Thursday, June 18, 2015

A love deeper than my shame

     I have believed a lot of lies.  I imagine that is common when a person is taken advantage of in such horrific ways as a child.  I was taught lies as truth growing up, and the person who was teaching me had the power to inflict pain beyond comprehension not just on my body but also on my soul.

His anger...my fault for doing all I could think of to survive.
His hatred...that is love.
My fear...that means I love him back.
His filth...it's mine now.
His shame...that's mine too.
His sin...I caused him to do it.
Respect and honor...he's earned it, I have none.
Value...he says I'm valuable to him by forcefully taking what is not his.
Worth...I'm only worth the body he can take from me, no need for me to be willing either.

Items
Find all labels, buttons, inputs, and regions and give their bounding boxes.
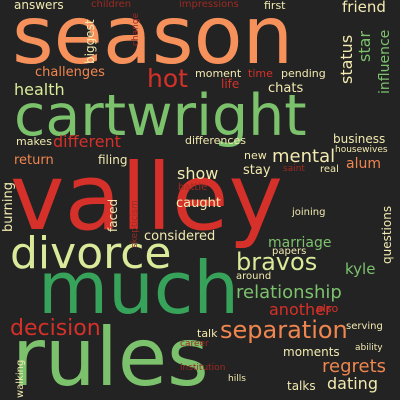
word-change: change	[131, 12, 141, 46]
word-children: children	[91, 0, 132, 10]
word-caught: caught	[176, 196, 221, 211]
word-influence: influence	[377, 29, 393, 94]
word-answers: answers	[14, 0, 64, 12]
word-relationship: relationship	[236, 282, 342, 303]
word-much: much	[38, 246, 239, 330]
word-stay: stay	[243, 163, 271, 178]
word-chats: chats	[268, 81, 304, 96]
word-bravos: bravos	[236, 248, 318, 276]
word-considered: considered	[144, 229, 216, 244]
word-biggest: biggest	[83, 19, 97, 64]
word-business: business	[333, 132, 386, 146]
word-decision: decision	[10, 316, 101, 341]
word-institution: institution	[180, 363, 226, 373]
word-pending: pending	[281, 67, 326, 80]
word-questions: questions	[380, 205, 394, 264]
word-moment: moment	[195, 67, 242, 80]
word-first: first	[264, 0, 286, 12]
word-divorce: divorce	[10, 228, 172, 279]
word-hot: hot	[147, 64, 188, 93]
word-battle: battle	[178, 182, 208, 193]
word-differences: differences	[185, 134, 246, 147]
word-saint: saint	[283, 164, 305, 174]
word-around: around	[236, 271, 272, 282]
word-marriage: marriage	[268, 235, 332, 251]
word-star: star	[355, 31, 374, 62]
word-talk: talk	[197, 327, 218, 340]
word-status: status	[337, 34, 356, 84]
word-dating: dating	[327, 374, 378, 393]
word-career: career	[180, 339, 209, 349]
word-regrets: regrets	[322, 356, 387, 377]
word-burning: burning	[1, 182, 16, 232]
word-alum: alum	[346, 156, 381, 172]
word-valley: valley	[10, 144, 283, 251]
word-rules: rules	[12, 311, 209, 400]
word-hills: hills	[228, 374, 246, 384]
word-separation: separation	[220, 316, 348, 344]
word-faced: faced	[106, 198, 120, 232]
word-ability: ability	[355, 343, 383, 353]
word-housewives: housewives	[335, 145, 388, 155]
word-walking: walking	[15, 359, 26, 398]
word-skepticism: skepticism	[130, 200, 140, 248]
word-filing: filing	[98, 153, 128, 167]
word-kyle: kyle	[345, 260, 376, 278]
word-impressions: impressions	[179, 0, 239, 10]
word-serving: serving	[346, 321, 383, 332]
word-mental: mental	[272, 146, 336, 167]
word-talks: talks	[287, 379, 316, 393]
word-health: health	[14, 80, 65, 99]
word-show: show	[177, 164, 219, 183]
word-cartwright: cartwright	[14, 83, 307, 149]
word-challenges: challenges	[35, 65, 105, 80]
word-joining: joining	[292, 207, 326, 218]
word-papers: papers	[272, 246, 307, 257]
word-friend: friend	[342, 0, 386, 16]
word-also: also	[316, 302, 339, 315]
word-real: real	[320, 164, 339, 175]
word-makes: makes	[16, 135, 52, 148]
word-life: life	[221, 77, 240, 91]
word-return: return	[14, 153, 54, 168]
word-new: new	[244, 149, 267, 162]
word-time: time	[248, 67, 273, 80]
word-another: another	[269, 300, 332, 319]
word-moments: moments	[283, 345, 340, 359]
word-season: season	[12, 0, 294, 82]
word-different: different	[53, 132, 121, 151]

==

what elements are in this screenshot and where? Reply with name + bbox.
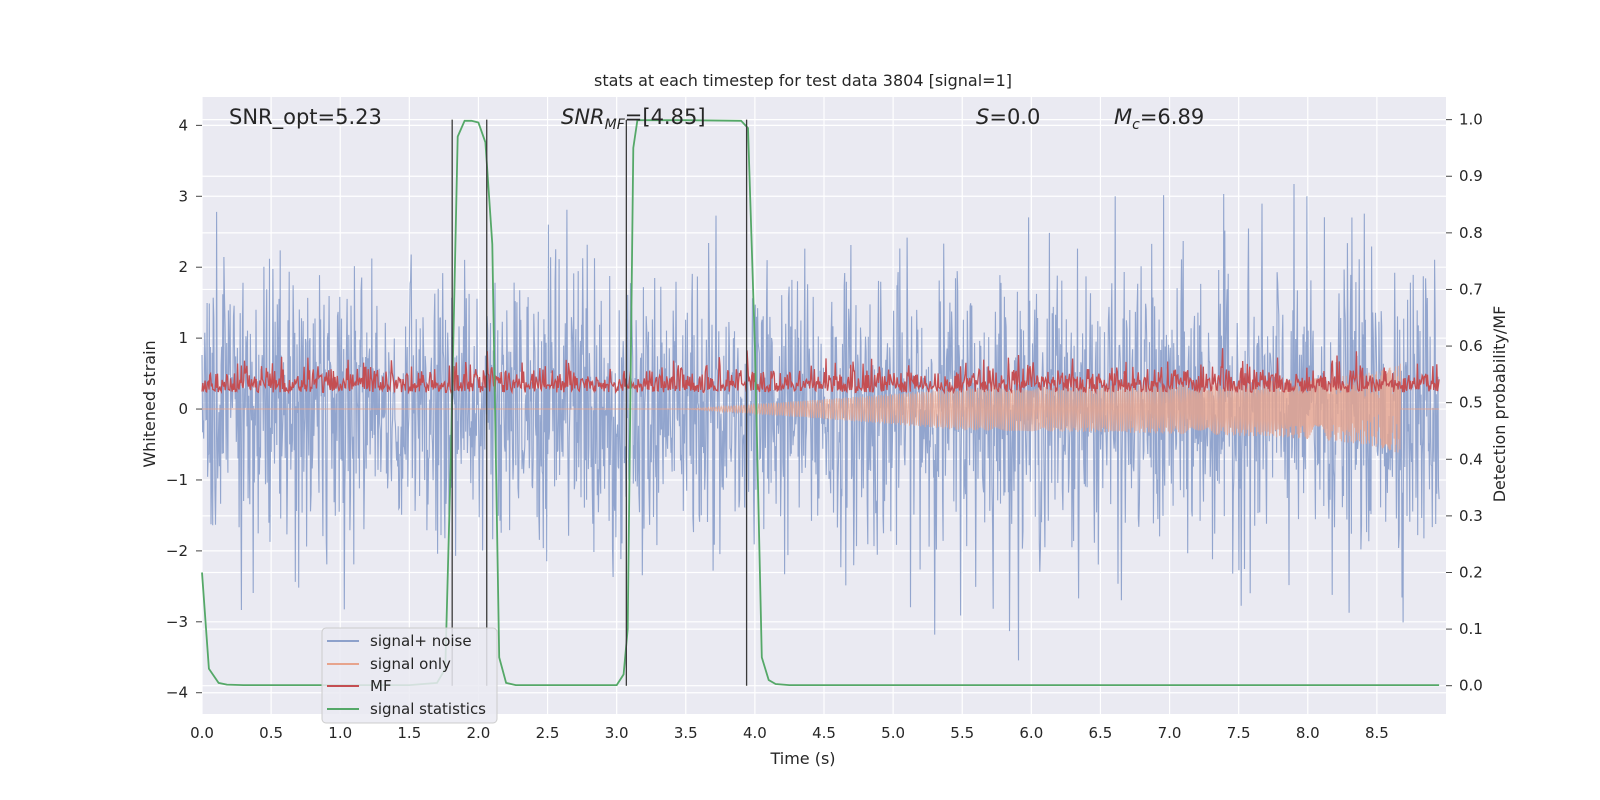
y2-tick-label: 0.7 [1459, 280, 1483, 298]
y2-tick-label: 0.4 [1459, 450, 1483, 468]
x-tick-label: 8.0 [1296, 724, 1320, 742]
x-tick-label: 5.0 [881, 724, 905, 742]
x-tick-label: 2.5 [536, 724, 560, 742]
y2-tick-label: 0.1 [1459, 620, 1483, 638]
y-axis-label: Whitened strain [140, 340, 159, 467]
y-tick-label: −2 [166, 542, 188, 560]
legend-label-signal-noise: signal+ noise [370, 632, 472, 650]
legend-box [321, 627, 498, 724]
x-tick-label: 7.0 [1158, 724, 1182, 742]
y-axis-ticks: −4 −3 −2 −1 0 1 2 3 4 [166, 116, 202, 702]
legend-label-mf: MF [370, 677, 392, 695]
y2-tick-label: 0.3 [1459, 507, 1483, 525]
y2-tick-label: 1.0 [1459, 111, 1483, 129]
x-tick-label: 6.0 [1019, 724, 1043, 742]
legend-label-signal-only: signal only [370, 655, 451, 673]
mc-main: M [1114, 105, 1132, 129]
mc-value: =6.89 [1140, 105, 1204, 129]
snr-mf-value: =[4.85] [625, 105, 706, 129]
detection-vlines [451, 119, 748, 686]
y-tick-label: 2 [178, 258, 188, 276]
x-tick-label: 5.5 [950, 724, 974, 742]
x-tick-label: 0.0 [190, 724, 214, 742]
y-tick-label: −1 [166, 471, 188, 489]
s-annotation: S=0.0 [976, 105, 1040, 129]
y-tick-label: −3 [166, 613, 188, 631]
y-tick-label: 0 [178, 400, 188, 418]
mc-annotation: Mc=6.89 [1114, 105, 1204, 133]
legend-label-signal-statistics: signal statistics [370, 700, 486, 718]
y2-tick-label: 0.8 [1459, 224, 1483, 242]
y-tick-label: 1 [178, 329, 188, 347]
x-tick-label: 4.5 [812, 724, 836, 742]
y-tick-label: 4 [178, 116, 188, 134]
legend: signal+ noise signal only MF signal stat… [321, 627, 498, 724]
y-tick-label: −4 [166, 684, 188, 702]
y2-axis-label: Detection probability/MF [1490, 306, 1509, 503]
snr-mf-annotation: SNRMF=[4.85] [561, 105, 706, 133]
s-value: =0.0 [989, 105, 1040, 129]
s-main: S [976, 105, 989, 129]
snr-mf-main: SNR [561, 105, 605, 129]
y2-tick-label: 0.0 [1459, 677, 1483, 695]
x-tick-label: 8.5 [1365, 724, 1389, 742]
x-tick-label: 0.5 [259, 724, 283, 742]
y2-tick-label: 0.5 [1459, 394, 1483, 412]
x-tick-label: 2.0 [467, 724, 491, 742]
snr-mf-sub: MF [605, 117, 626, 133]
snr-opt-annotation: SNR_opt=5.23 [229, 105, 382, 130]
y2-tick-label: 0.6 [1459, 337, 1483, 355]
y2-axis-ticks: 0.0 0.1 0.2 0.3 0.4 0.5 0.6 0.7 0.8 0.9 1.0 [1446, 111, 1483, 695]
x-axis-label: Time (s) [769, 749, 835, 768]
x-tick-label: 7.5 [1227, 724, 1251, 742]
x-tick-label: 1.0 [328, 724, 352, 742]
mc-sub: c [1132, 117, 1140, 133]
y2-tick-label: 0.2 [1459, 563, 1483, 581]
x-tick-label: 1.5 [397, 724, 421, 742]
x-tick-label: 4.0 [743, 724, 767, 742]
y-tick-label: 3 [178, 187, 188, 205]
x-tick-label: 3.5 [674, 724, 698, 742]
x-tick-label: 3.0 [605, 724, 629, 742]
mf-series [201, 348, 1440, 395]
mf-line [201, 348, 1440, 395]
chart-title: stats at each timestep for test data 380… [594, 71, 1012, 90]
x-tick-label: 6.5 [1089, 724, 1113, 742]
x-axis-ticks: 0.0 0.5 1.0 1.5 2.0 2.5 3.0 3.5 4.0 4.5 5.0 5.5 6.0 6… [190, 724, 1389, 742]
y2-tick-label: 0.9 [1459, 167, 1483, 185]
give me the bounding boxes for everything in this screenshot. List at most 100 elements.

* * *

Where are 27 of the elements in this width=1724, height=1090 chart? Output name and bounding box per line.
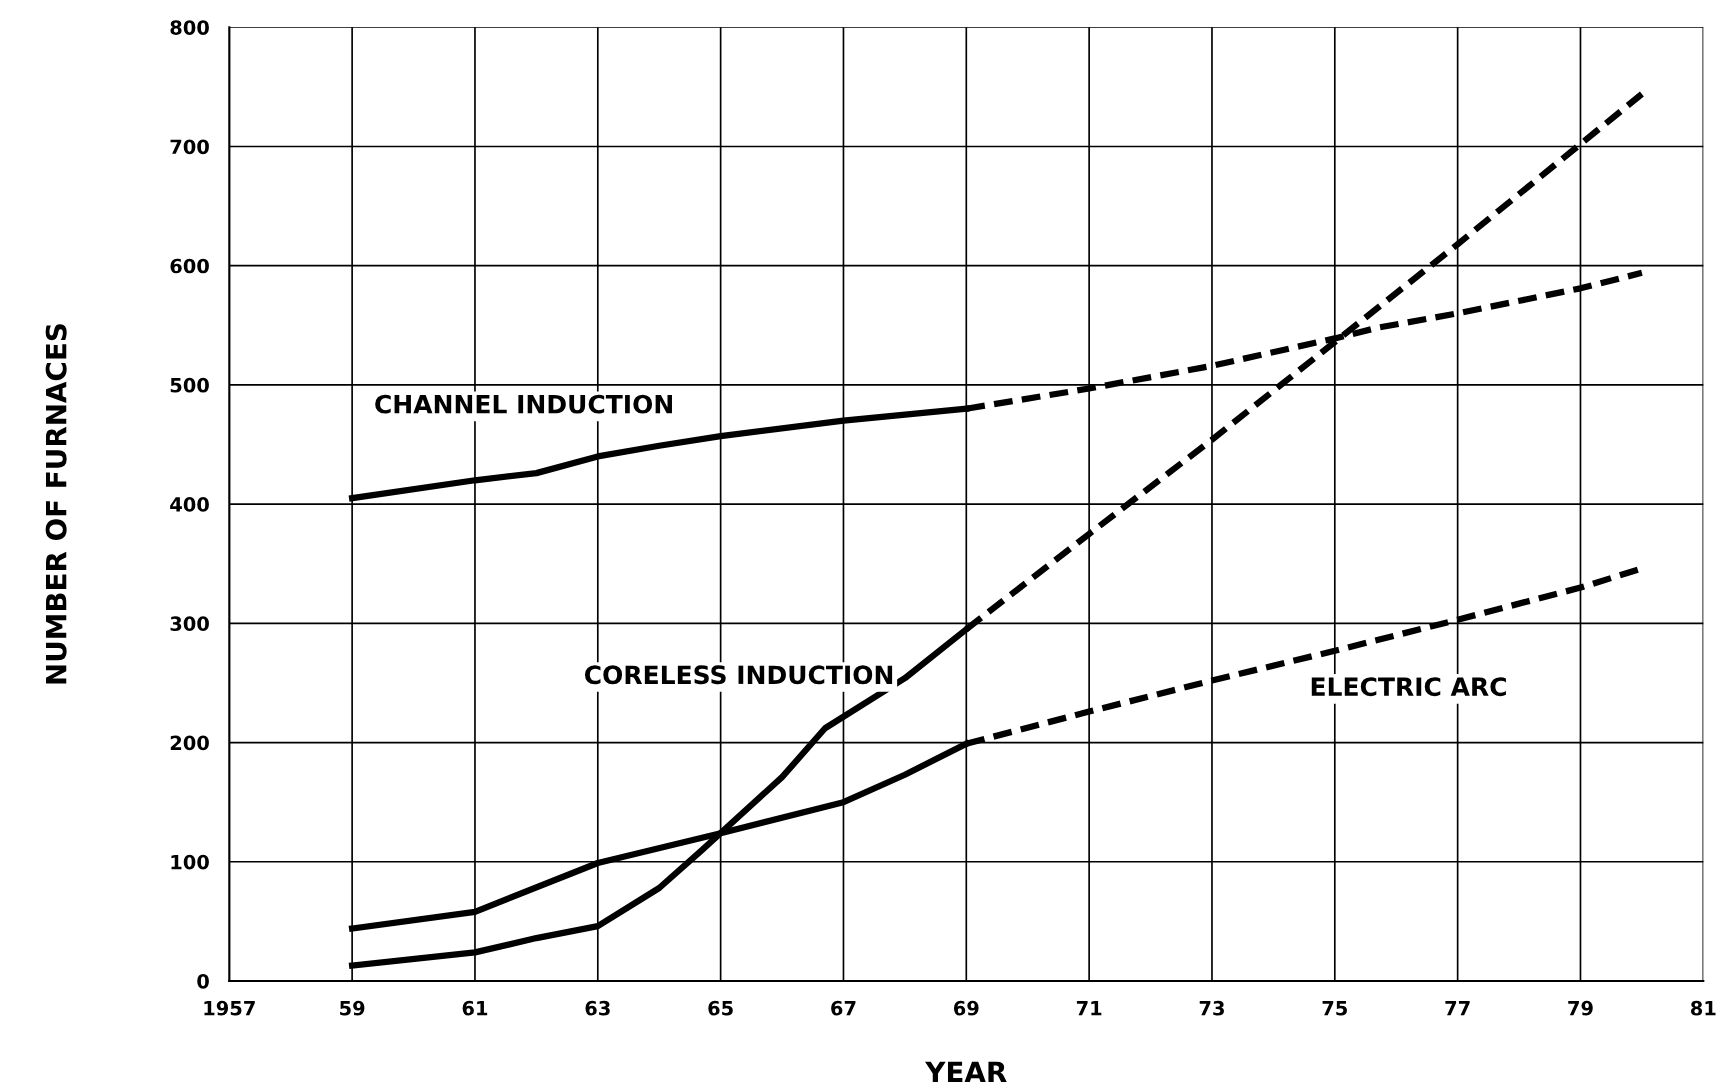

Exercise requirements
1/ Reproduce the blog post word for word, starting with "A love deeper" and going on through "love him back.".
2/ In the blog post, what does the writer say their fear meant?

List of solutions
1/
A love deeper than my shame

     I have believed a lot of lies.  I imagine that is common when a person is taken advantage of in such horrific ways as a child.  I was taught lies as truth growing up, and the person who was teaching me had the power to inflict pain beyond comprehension not just on my body but also on my soul.

His anger...my fault for doing all I could think of to survive.
His hatred...that is love.
My fear...that means I love him back.

2/ That the writer loves him back.